- EXCERPT:

--- start ---

Zandra Queen of Jazz, an entertaining one-woman play written and performed by Roseanne Lynch, addresses these sorts of questions in throwing the spotlight on the adventurous life and tumultuous times of Josephine Alexandra Mitchell (1903-1995)—Ireland's first female professional saxophonist.

This run of three nights at Smock Alley Theatre—first opened in 1662—follows seven sell-out shows in November 2019. Zandra Queen of Jazz' success is not about fascination with celebrity, for Mitchell remains a virtual unknown, despite a passing mention in editor Francesco Martinelli's mammoth tome The History of European Jazz: The Music, Musicians and Audiences In Context (Equinox Publishing, 2018). Nor one suspects, is jazz the draw. More likely, the appeal of Lynch's play lies in Mitchell's personal rebellion. The Irish have always embraced their rebellious sons and daughters.

A fearless woman who bucked cultural norms, Mitchell forged a career as a jazz musician while battling prejudice and misogyny at every turn. Undeterred, she gave a stiff middle finger to the gender stereotyping that was deeply ingrained in—though hardly unique to—the fiercely conservative Ireland of the 1920s. Zandra Queen of Jazz is a play whose heroine connects with the spirit of this age.

--- end ---

- SUPPLIED INFORMATION:
--- start ---

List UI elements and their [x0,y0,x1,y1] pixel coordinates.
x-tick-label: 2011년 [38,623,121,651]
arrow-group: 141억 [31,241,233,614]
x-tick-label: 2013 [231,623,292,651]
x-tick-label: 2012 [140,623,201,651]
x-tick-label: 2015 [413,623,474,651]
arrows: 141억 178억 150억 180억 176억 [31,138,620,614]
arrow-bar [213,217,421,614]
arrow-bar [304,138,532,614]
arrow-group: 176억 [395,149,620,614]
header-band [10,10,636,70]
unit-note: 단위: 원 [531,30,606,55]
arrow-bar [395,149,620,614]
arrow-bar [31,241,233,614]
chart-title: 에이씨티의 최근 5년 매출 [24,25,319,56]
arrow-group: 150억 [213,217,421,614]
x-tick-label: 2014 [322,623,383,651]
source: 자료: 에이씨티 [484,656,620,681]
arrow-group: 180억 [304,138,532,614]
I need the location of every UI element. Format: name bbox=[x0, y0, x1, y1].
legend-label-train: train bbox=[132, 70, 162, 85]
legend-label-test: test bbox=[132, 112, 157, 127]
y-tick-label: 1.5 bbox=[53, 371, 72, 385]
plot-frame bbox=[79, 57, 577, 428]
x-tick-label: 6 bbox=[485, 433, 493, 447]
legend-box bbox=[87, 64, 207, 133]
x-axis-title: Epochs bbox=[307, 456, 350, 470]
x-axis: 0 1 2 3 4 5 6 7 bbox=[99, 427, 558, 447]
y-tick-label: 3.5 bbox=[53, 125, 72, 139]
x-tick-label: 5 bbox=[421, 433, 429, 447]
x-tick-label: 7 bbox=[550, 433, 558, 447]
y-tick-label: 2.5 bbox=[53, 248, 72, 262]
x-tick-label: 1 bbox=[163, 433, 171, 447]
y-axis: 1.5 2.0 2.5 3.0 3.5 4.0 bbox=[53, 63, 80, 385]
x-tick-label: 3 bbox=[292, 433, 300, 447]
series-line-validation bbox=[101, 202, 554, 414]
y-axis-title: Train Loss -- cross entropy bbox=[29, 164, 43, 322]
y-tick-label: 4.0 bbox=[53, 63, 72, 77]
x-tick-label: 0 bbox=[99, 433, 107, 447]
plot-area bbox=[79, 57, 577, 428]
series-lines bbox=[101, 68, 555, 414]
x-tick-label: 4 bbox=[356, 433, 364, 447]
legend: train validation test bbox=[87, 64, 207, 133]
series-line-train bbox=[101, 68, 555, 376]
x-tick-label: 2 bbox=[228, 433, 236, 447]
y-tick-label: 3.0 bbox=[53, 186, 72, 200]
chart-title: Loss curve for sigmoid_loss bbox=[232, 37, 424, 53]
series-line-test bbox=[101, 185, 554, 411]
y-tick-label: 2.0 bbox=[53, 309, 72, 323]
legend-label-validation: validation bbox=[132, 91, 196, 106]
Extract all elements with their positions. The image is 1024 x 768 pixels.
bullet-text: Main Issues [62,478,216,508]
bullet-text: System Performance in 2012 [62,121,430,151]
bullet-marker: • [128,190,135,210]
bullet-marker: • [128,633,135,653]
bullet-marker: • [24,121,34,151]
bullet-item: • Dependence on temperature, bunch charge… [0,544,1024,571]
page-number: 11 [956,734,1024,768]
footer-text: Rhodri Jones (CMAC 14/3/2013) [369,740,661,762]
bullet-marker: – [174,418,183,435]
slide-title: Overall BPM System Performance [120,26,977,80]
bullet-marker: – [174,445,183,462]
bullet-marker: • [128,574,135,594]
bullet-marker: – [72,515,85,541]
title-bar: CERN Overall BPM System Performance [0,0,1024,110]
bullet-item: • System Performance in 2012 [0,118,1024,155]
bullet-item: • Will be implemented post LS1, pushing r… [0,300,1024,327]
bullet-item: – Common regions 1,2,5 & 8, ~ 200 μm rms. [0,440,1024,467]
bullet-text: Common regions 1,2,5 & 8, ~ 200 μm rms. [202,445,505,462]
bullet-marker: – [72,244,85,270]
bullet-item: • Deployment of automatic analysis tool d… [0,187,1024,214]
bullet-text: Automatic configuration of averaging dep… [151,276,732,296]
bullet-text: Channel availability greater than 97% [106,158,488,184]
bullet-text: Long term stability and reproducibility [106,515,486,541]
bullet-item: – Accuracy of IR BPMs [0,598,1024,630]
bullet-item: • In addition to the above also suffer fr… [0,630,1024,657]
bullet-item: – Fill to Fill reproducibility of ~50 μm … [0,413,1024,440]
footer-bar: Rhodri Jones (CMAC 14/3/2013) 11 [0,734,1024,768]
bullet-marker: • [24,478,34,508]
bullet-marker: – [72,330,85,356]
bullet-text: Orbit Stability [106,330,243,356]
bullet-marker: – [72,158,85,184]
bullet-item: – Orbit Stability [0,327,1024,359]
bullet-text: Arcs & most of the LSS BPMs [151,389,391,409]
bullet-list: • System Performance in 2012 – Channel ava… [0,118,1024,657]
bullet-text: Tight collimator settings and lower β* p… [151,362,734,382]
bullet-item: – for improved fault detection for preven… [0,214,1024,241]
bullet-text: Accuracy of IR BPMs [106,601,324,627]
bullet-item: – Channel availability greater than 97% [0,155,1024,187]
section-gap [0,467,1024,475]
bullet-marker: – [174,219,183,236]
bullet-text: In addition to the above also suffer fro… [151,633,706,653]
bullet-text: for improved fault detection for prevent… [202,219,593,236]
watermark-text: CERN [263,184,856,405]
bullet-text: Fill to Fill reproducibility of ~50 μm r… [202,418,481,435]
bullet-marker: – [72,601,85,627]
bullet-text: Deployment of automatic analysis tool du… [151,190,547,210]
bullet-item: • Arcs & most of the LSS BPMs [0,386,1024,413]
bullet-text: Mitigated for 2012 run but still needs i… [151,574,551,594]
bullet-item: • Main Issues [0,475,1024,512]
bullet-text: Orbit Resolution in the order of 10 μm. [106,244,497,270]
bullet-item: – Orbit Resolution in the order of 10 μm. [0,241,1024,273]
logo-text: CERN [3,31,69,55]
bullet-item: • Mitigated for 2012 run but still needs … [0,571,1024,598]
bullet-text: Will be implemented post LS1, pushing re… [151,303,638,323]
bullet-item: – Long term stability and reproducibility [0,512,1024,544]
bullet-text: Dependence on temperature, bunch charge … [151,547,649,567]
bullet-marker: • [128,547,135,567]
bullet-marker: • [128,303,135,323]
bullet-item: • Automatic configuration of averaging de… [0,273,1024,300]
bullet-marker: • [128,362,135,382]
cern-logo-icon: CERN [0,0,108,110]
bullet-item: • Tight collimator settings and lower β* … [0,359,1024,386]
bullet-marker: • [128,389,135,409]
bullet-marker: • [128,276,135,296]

--- end ---

- EXERCISE TASKS:
- 1) Please list every year written as a four-digit number in the excerpt about Zandra Queen of Jazz.
- 2) Answer these from the excerpt about Zandra Queen of Jazz:
(a) Who wrote and performs the play?
(b) In what year did Smock Alley Theatre first open?
(c) How many sell-out shows did the play have in November 2019?
- 3) Pick up the excerpt about Zandra Queen of Jazz after its final sentence and carry it forward.

- ANSWERS TO THE EXERCISES:
- 1) 1903, 1995, 1662, 2019, 2018

- 2)
(a) Roseanne Lynch
(b) 1662
(c) Seven

- 3)
For seventy-five minutes, Lynch dances, mimes, jokes and acts her way through the rise and fall of Josephine Alexandra Mitchell, or Zandra. From Mitchell's upbringing in a musical family in Dublin and her bold leap into the world of jazz—first in London and then across continental Europe—to her reclusive final years in windswept Donegal, Lynch traces the fortunes and misfortunes of a trailblazer, with candour and wit.

Lynch's energy is admirable as she evokes her subject's passion for jazz, and the lust for life that Mitchell must surely have felt. So too, her ability to switch back and forth conversationally between Zandra and supporting characters. It gives the impression of improvisation, though the lines are flawlessly rehearsed and the rhythms exact.

Lynch interweaves a range of national and regional accents without missing a beat. Family, fellow musicians, lovers, the Catholic Church, club owners, the Nazis—nearly all represent challenges to be overcome by Zandra. In Zandra's story there are very few enablers.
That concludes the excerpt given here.